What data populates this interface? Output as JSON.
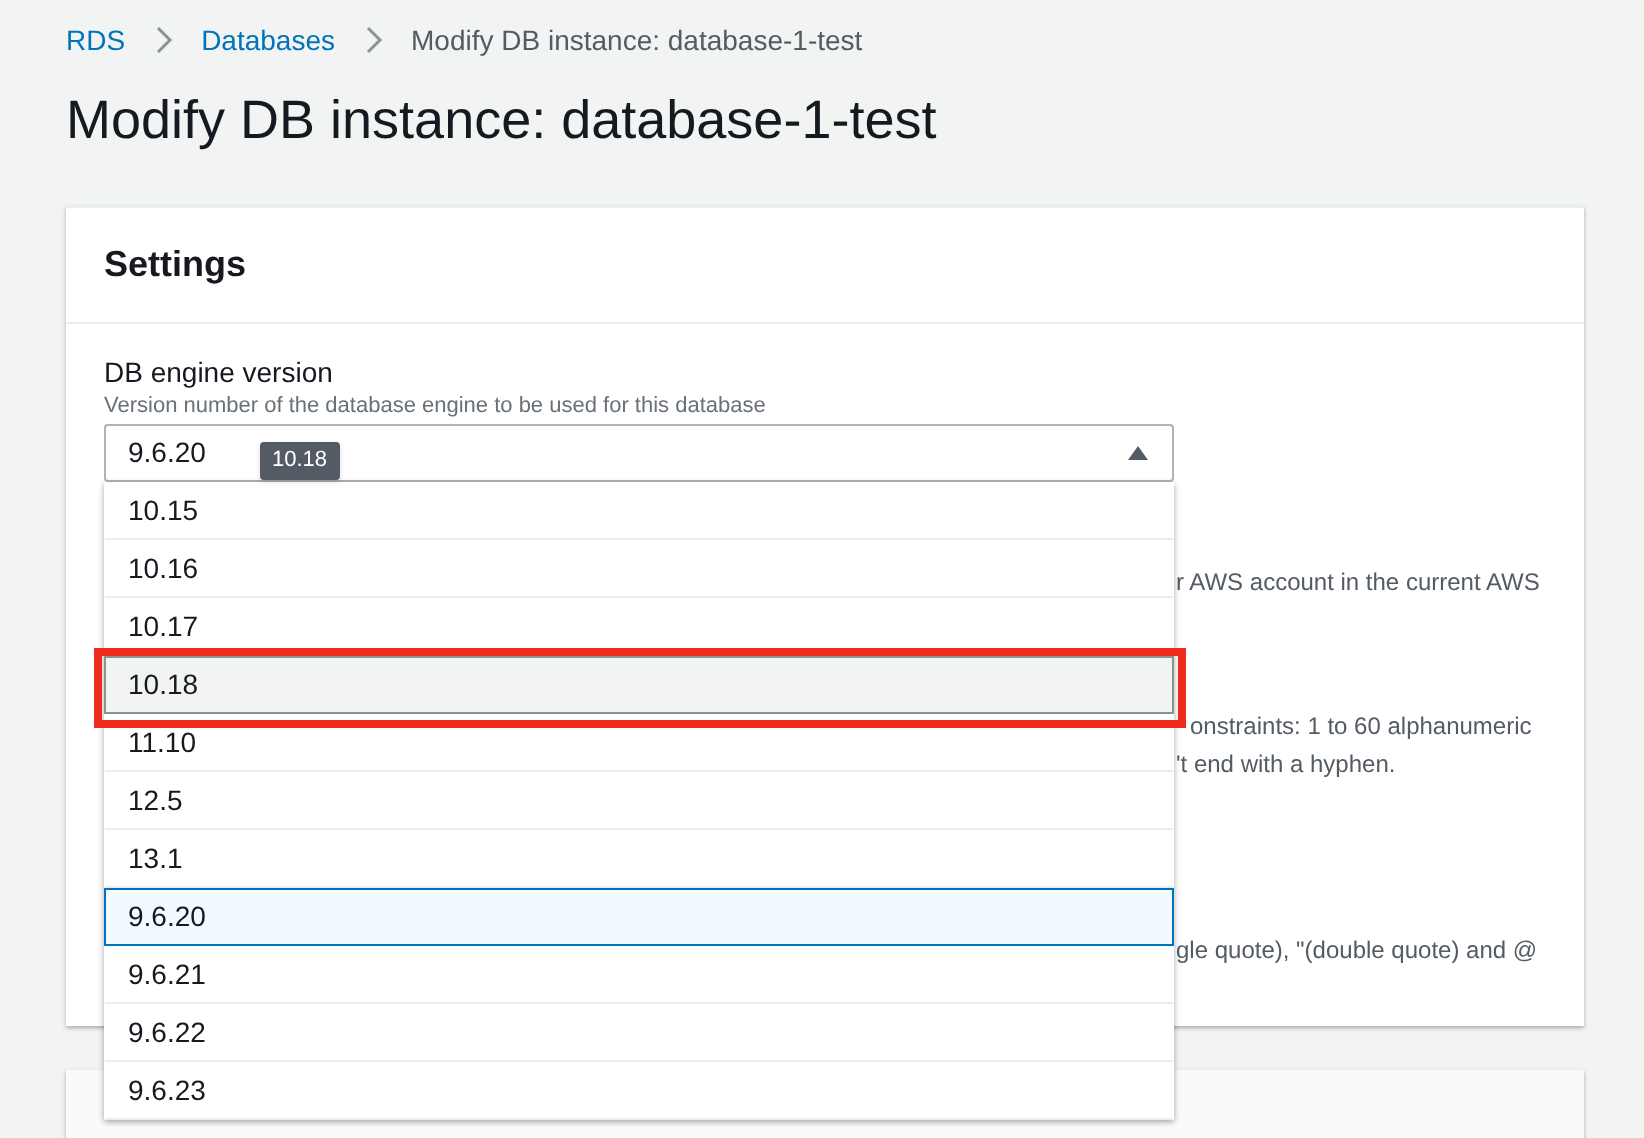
{
  "breadcrumb": [
    {
      "label": "RDS",
      "kind": "link"
    },
    {
      "label": "Databases",
      "kind": "link"
    },
    {
      "label": "Modify DB instance: database-1-test",
      "kind": "current"
    }
  ],
  "title": "Modify DB instance: database-1-test",
  "settings": {
    "heading": "Settings",
    "engine_version": {
      "label": "DB engine version",
      "description": "Version number of the database engine to be used for this database",
      "value": "9.6.20",
      "expanded": true,
      "tooltip": "10.18",
      "options": [
        {
          "label": "10.15",
          "selected": false,
          "hovered": false,
          "highlighted": false
        },
        {
          "label": "10.16",
          "selected": false,
          "hovered": false,
          "highlighted": false
        },
        {
          "label": "10.17",
          "selected": false,
          "hovered": false,
          "highlighted": false
        },
        {
          "label": "10.18",
          "selected": false,
          "hovered": true,
          "highlighted": true
        },
        {
          "label": "11.10",
          "selected": false,
          "hovered": false,
          "highlighted": false
        },
        {
          "label": "12.5",
          "selected": false,
          "hovered": false,
          "highlighted": false
        },
        {
          "label": "13.1",
          "selected": false,
          "hovered": false,
          "highlighted": false
        },
        {
          "label": "9.6.20",
          "selected": true,
          "hovered": false,
          "highlighted": false
        },
        {
          "label": "9.6.21",
          "selected": false,
          "hovered": false,
          "highlighted": false
        },
        {
          "label": "9.6.22",
          "selected": false,
          "hovered": false,
          "highlighted": false
        },
        {
          "label": "9.6.23",
          "selected": false,
          "hovered": false,
          "highlighted": false
        }
      ]
    },
    "hidden_text_fragments": [
      "r AWS account in the current AWS",
      "onstraints: 1 to 60 alphanumeric",
      "'t end with a hyphen.",
      "gle quote), \"(double quote) and @"
    ]
  }
}
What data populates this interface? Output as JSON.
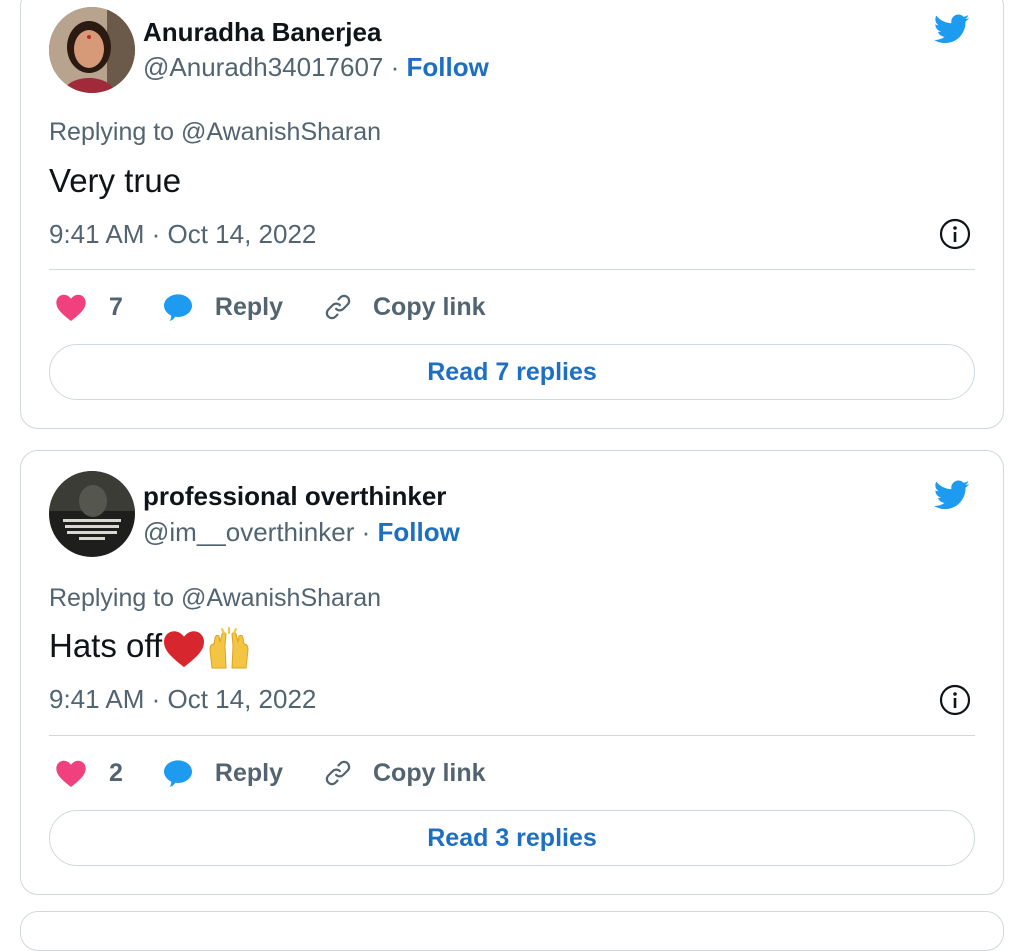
{
  "colors": {
    "link": "#1d6fc4",
    "secondary_text": "#536471",
    "border": "#cfd9de",
    "heart": "#f0407e",
    "reply_bubble": "#1d9bf0",
    "twitter_blue": "#1d9bf0"
  },
  "tweets": [
    {
      "author_name": "Anuradha Banerjea",
      "handle": "@Anuradh34017607",
      "separator": "·",
      "follow_label": "Follow",
      "replying_prefix": "Replying to",
      "replying_to": "@AwanishSharan",
      "text": "Very true",
      "timestamp": "9:41 AM · Oct 14, 2022",
      "likes": "7",
      "reply_label": "Reply",
      "copy_link_label": "Copy link",
      "read_replies_label": "Read 7 replies",
      "icons": [
        "avatar",
        "twitter-bird-icon",
        "info-icon",
        "heart-icon",
        "reply-bubble-icon",
        "link-icon"
      ]
    },
    {
      "author_name": "professional overthinker",
      "handle": "@im__overthinker",
      "separator": "·",
      "follow_label": "Follow",
      "replying_prefix": "Replying to",
      "replying_to": "@AwanishSharan",
      "text": "Hats off",
      "emojis": [
        "red-heart-emoji",
        "raising-hands-emoji"
      ],
      "timestamp": "9:41 AM · Oct 14, 2022",
      "likes": "2",
      "reply_label": "Reply",
      "copy_link_label": "Copy link",
      "read_replies_label": "Read 3 replies",
      "icons": [
        "avatar",
        "twitter-bird-icon",
        "info-icon",
        "heart-icon",
        "reply-bubble-icon",
        "link-icon"
      ]
    }
  ]
}
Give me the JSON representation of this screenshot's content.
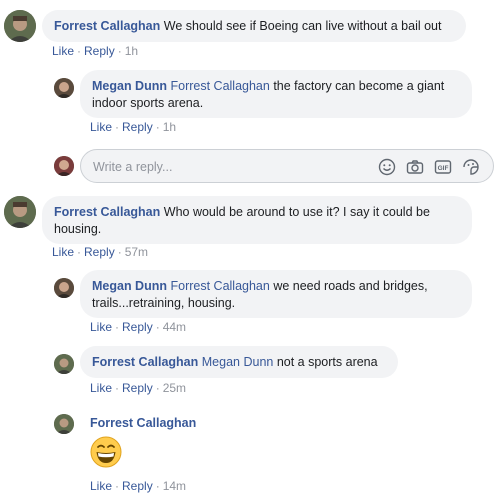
{
  "actions": {
    "like": "Like",
    "reply": "Reply",
    "dot": "·"
  },
  "comments": [
    {
      "author": "Forrest Callaghan",
      "mention": "",
      "text": "We should see if Boeing can live without a bail out",
      "time": "1h"
    },
    {
      "author": "Megan Dunn",
      "mention": "Forrest Callaghan",
      "text_line1": "the factory can become a giant",
      "text_line2": "indoor sports arena.",
      "time": "1h"
    },
    {
      "author": "Forrest Callaghan",
      "mention": "",
      "text_line1": "Who would be around to use it? I say it could be",
      "text_line2": "housing.",
      "time": "57m"
    },
    {
      "author": "Megan Dunn",
      "mention": "Forrest Callaghan",
      "text_line1": "we need roads and bridges,",
      "text_line2": "trails...retraining, housing.",
      "time": "44m"
    },
    {
      "author": "Forrest Callaghan",
      "mention": "Megan Dunn",
      "text": "not a sports arena",
      "time": "25m"
    },
    {
      "author": "Forrest Callaghan",
      "emoji": "grinning-face-emoji",
      "time": "14m"
    }
  ],
  "reply_box": {
    "placeholder": "Write a reply...",
    "value": ""
  },
  "icons": [
    "smiley-icon",
    "camera-icon",
    "gif-icon",
    "sticker-icon"
  ],
  "colors": {
    "name": "#385898",
    "bubble": "#f2f3f5",
    "muted": "#90949c"
  }
}
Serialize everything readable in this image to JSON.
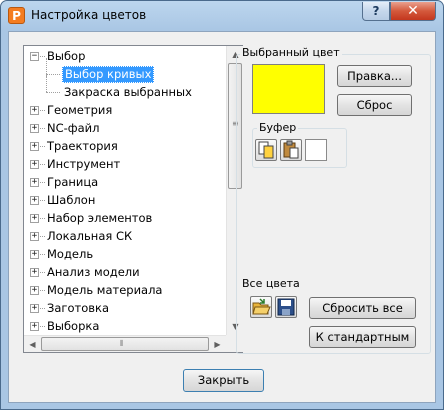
{
  "window": {
    "title": "Настройка цветов",
    "help_glyph": "?",
    "close_glyph": "✕",
    "app_glyph": "P"
  },
  "tree": {
    "items": [
      {
        "label": "Выбор",
        "level": 0,
        "expanded": true
      },
      {
        "label": "Выбор кривых",
        "level": 1,
        "selected": true
      },
      {
        "label": "Закраска выбранных",
        "level": 1
      },
      {
        "label": "Геометрия",
        "level": 0
      },
      {
        "label": "NC-файл",
        "level": 0
      },
      {
        "label": "Траектория",
        "level": 0
      },
      {
        "label": "Инструмент",
        "level": 0
      },
      {
        "label": "Граница",
        "level": 0
      },
      {
        "label": "Шаблон",
        "level": 0
      },
      {
        "label": "Набор элементов",
        "level": 0
      },
      {
        "label": "Локальная СК",
        "level": 0
      },
      {
        "label": "Модель",
        "level": 0
      },
      {
        "label": "Анализ модели",
        "level": 0
      },
      {
        "label": "Модель материала",
        "level": 0
      },
      {
        "label": "Заготовка",
        "level": 0
      },
      {
        "label": "Выборка",
        "level": 0
      }
    ]
  },
  "selected_color": {
    "group_label": "Выбранный цвет",
    "swatch_color": "#ffff00",
    "edit_button": "Правка...",
    "reset_button": "Сброс"
  },
  "buffer": {
    "group_label": "Буфер",
    "icons": [
      "copy-icon",
      "paste-icon",
      "empty-slot"
    ]
  },
  "all_colors": {
    "group_label": "Все цвета",
    "icons": [
      "open-folder-icon",
      "save-icon"
    ],
    "reset_all_button": "Сбросить все",
    "defaults_button": "К стандартным"
  },
  "close_button": "Закрыть"
}
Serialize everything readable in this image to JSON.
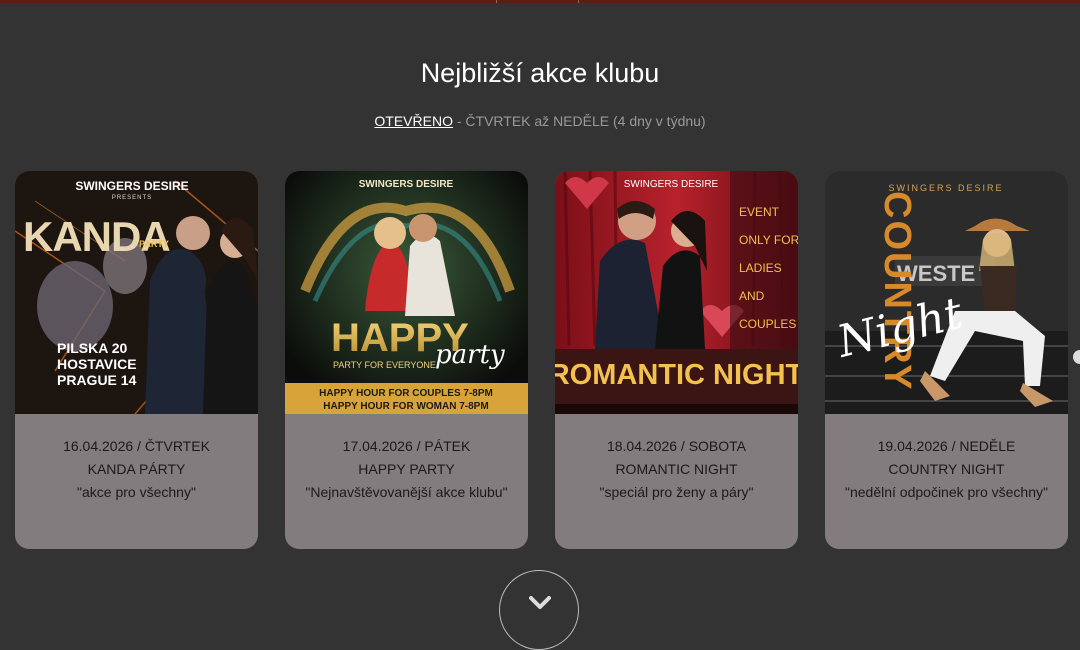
{
  "section": {
    "title": "Nejbližší akce klubu",
    "open_link": "OTEVŘENO",
    "open_rest": " - ČTVRTEK až NEDĚLE (4 dny v týdnu)"
  },
  "events": [
    {
      "date_line": "16.04.2026 / ČTVRTEK",
      "name": "KANDA PÁRTY",
      "tagline": "\"akce pro všechny\"",
      "poster": {
        "brand": "SWINGERS DESIRE",
        "brand_sub": "PRESENTS",
        "title": "KANDA",
        "title_sub": "PARTY",
        "address_1": "PILSKA 20",
        "address_2": "HOSTAVICE",
        "address_3": "PRAGUE 14"
      }
    },
    {
      "date_line": "17.04.2026 / PÁTEK",
      "name": "HAPPY PARTY",
      "tagline": "\"Nejnavštěvovanější akce klubu\"",
      "poster": {
        "brand": "SWINGERS DESIRE",
        "title": "HAPPY",
        "title_script": "party",
        "subtitle": "PARTY FOR EVERYONE",
        "hh_1": "HAPPY HOUR FOR COUPLES 7-8PM",
        "hh_2": "HAPPY HOUR FOR WOMAN 7-8PM"
      }
    },
    {
      "date_line": "18.04.2026 / SOBOTA",
      "name": "ROMANTIC NIGHT",
      "tagline": "\"speciál pro ženy a páry\"",
      "poster": {
        "brand": "SWINGERS DESIRE",
        "side_1": "EVENT",
        "side_2": "ONLY FOR",
        "side_3": "LADIES",
        "side_4": "AND",
        "side_5": "COUPLES",
        "title": "ROMANTIC NIGHT"
      }
    },
    {
      "date_line": "19.04.2026 / NEDĚLE",
      "name": "COUNTRY NIGHT",
      "tagline": "\"nedělní odpočinek pro všechny\"",
      "poster": {
        "brand": "SWINGERS DESIRE",
        "title": "COUNTRY",
        "title_script": "Night",
        "sign": "WESTE"
      }
    }
  ],
  "colors": {
    "page_bg": "#333333",
    "card_bg": "#837c7f",
    "accent_gold": "#f2c14e",
    "accent_red": "#c0272d"
  },
  "icons": {
    "scroll": "chevron-down-icon",
    "carousel": "next-slide-dot"
  }
}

» Written exercise
In the records above, how many lines include the string "Modify"? Answer with only the number.

» Result for this exercise
2